**DO THIS**
Go through the listing and copy each line with the string "申报企业和医疗器械注册人".
╔══
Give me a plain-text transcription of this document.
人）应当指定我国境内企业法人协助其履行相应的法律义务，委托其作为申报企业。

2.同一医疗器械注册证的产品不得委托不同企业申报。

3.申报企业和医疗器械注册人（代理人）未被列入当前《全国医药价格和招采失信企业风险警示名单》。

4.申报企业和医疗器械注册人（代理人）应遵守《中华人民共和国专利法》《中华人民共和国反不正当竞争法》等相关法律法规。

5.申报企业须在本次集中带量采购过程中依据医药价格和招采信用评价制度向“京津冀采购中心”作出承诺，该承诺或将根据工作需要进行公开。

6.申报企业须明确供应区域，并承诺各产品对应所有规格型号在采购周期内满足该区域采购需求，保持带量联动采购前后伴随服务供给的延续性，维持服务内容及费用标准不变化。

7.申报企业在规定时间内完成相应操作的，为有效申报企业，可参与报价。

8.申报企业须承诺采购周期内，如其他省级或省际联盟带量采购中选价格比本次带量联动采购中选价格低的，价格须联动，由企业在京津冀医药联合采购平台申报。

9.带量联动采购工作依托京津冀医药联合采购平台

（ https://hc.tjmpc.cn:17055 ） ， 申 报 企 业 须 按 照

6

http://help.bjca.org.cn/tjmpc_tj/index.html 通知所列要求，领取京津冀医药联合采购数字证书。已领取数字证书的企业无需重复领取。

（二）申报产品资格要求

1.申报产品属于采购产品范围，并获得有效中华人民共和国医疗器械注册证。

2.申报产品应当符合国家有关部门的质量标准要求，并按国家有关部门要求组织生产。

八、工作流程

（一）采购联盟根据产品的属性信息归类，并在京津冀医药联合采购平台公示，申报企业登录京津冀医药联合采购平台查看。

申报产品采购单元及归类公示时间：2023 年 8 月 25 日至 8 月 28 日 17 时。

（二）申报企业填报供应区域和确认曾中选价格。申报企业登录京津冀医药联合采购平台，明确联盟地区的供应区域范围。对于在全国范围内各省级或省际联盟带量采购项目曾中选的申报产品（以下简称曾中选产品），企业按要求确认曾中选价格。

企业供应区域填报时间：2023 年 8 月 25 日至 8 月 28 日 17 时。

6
╚══
**ANSWER BELOW**
3.申报企业和医疗器械注册人（代理人）未被列入当前《全国医药价格和招采失信企业风险警示名单》。
4.申报企业和医疗器械注册人（代理人）应遵守《中华人民共和国专利法》《中华人民共和国反不正当竞争法》等相关法律法规。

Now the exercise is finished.